**EXERCISE GOAL**
Without the pictures, write out all the lines below exactly as they appear.

**********

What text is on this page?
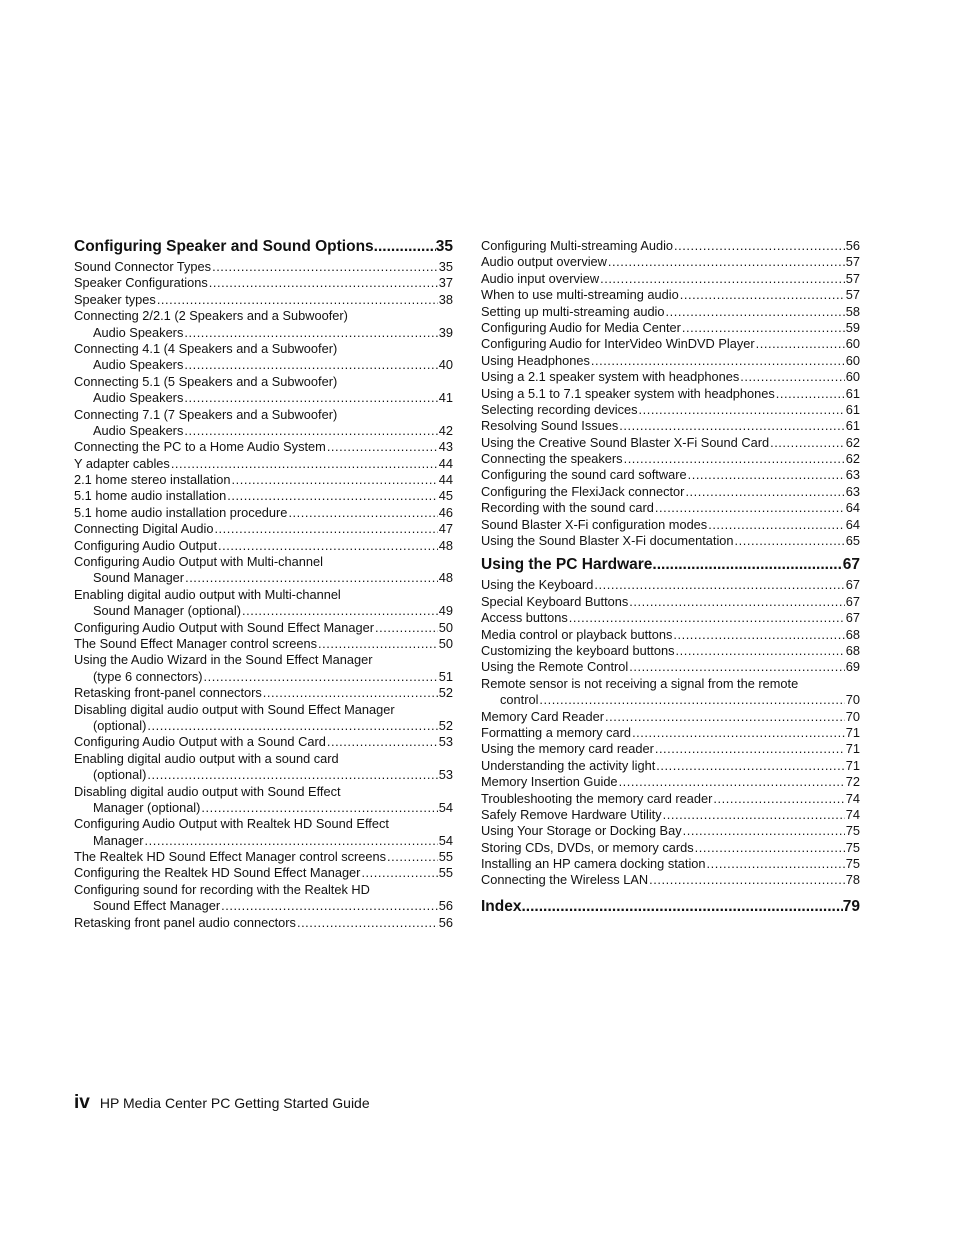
Configuring Speaker and Sound Options .....	35
Sound Connector Types . . .	35
Speaker Configurations . . .	37
Speaker types . . .	38
Connecting 2/2.1 (2 Speakers and a Subwoofer)
Audio Speakers . . .	39
Connecting 4.1 (4 Speakers and a Subwoofer)
Audio Speakers . . .	40
Connecting 5.1 (5 Speakers and a Subwoofer)
Audio Speakers . . .	41
Connecting 7.1 (7 Speakers and a Subwoofer)
Audio Speakers . . .	42
Connecting the PC to a Home Audio System . . .	43
Y adapter cables . . .	44
2.1 home stereo installation . . .	44
5.1 home audio installation . . .	45
5.1 home audio installation procedure . . .	46
Connecting Digital Audio . . .	47
Configuring Audio Output . . .	48
Configuring Audio Output with Multi-channel
Sound Manager . . .	48
Enabling digital audio output with Multi-channel
Sound Manager (optional) . . .	49
Configuring Audio Output with Sound Effect Manager . . .	50
The Sound Effect Manager control screens . . .	50
Using the Audio Wizard in the Sound Effect Manager
(type 6 connectors) . . .	51
Retasking front-panel connectors . . .	52
Disabling digital audio output with Sound Effect Manager
(optional) . . .	52
Configuring Audio Output with a Sound Card . . .	53
Enabling digital audio output with a sound card
(optional) . . .	53
Disabling digital audio output with Sound Effect
Manager (optional) . . .	54
Configuring Audio Output with Realtek HD Sound Effect
Manager . . .	54
The Realtek HD Sound Effect Manager control screens . . .	55
Configuring the Realtek HD Sound Effect Manager . . .	55
Configuring sound for recording with the Realtek HD
Sound Effect Manager . . .	56
Retasking front panel audio connectors . . .	56
Configuring Multi-streaming Audio . . .	56
Audio output overview . . .	57
Audio input overview . . .	57
When to use multi-streaming audio . . .	57
Setting up multi-streaming audio . . .	58
Configuring Audio for Media Center . . .	59
Configuring Audio for InterVideo WinDVD Player . . .	60
Using Headphones . . .	60
Using a 2.1 speaker system with headphones . . .	60
Using a 5.1 to 7.1 speaker system with headphones . . .	61
Selecting recording devices . . .	61
Resolving Sound Issues . . .	61
Using the Creative Sound Blaster X-Fi Sound Card . . .	62
Connecting the speakers . . .	62
Configuring the sound card software . . .	63
Configuring the FlexiJack connector . . .	63
Recording with the sound card . . .	64
Sound Blaster X-Fi configuration modes . . .	64
Using the Sound Blaster X-Fi documentation . . .	65
Using the PC Hardware .....	67
Using the Keyboard . . .	67
Special Keyboard Buttons . . .	67
Access buttons . . .	67
Media control or playback buttons . . .	68
Customizing the keyboard buttons . . .	68
Using the Remote Control . . .	69
Remote sensor is not receiving a signal from the remote
control . . .	70
Memory Card Reader . . .	70
Formatting a memory card . . .	71
Using the memory card reader . . .	71
Understanding the activity light . . .	71
Memory Insertion Guide . . .	72
Troubleshooting the memory card reader . . .	74
Safely Remove Hardware Utility . . .	74
Using Your Storage or Docking Bay . . .	75
Storing CDs, DVDs, or memory cards . . .	75
Installing an HP camera docking station . . .	75
Connecting the Wireless LAN . . .	78
Index .....	79
iv HP Media Center PC Getting Started Guide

**********

**OUTPUT OF THE TASK**
What text is on this page?
Configuring Speaker and Sound Options .....	35
Sound Connector Types . . .	35
Speaker Configurations . . .	37
Speaker types . . .	38
Connecting 2/2.1 (2 Speakers and a Subwoofer)
Audio Speakers . . .	39
Connecting 4.1 (4 Speakers and a Subwoofer)
Audio Speakers . . .	40
Connecting 5.1 (5 Speakers and a Subwoofer)
Audio Speakers . . .	41
Connecting 7.1 (7 Speakers and a Subwoofer)
Audio Speakers . . .	42
Connecting the PC to a Home Audio System . . .	43
Y adapter cables . . .	44
2.1 home stereo installation . . .	44
5.1 home audio installation . . .	45
5.1 home audio installation procedure . . .	46
Connecting Digital Audio . . .	47
Configuring Audio Output . . .	48
Configuring Audio Output with Multi-channel
Sound Manager . . .	48
Enabling digital audio output with Multi-channel
Sound Manager (optional) . . .	49
Configuring Audio Output with Sound Effect Manager . . .	50
The Sound Effect Manager control screens . . .	50
Using the Audio Wizard in the Sound Effect Manager
(type 6 connectors) . . .	51
Retasking front-panel connectors . . .	52
Disabling digital audio output with Sound Effect Manager
(optional) . . .	52
Configuring Audio Output with a Sound Card . . .	53
Enabling digital audio output with a sound card
(optional) . . .	53
Disabling digital audio output with Sound Effect
Manager (optional) . . .	54
Configuring Audio Output with Realtek HD Sound Effect
Manager . . .	54
The Realtek HD Sound Effect Manager control screens . . .	55
Configuring the Realtek HD Sound Effect Manager . . .	55
Configuring sound for recording with the Realtek HD
Sound Effect Manager . . .	56
Retasking front panel audio connectors . . .	56
Configuring Multi-streaming Audio . . .	56
Audio output overview . . .	57
Audio input overview . . .	57
When to use multi-streaming audio . . .	57
Setting up multi-streaming audio . . .	58
Configuring Audio for Media Center . . .	59
Configuring Audio for InterVideo WinDVD Player . . .	60
Using Headphones . . .	60
Using a 2.1 speaker system with headphones . . .	60
Using a 5.1 to 7.1 speaker system with headphones . . .	61
Selecting recording devices . . .	61
Resolving Sound Issues . . .	61
Using the Creative Sound Blaster X-Fi Sound Card . . .	62
Connecting the speakers . . .	62
Configuring the sound card software . . .	63
Configuring the FlexiJack connector . . .	63
Recording with the sound card . . .	64
Sound Blaster X-Fi configuration modes . . .	64
Using the Sound Blaster X-Fi documentation . . .	65
Using the PC Hardware .....	67
Using the Keyboard . . .	67
Special Keyboard Buttons . . .	67
Access buttons . . .	67
Media control or playback buttons . . .	68
Customizing the keyboard buttons . . .	68
Using the Remote Control . . .	69
Remote sensor is not receiving a signal from the remote
control . . .	70
Memory Card Reader . . .	70
Formatting a memory card . . .	71
Using the memory card reader . . .	71
Understanding the activity light . . .	71
Memory Insertion Guide . . .	72
Troubleshooting the memory card reader . . .	74
Safely Remove Hardware Utility . . .	74
Using Your Storage or Docking Bay . . .	75
Storing CDs, DVDs, or memory cards . . .	75
Installing an HP camera docking station . . .	75
Connecting the Wireless LAN . . .	78
Index .....	79
iv HP Media Center PC Getting Started Guide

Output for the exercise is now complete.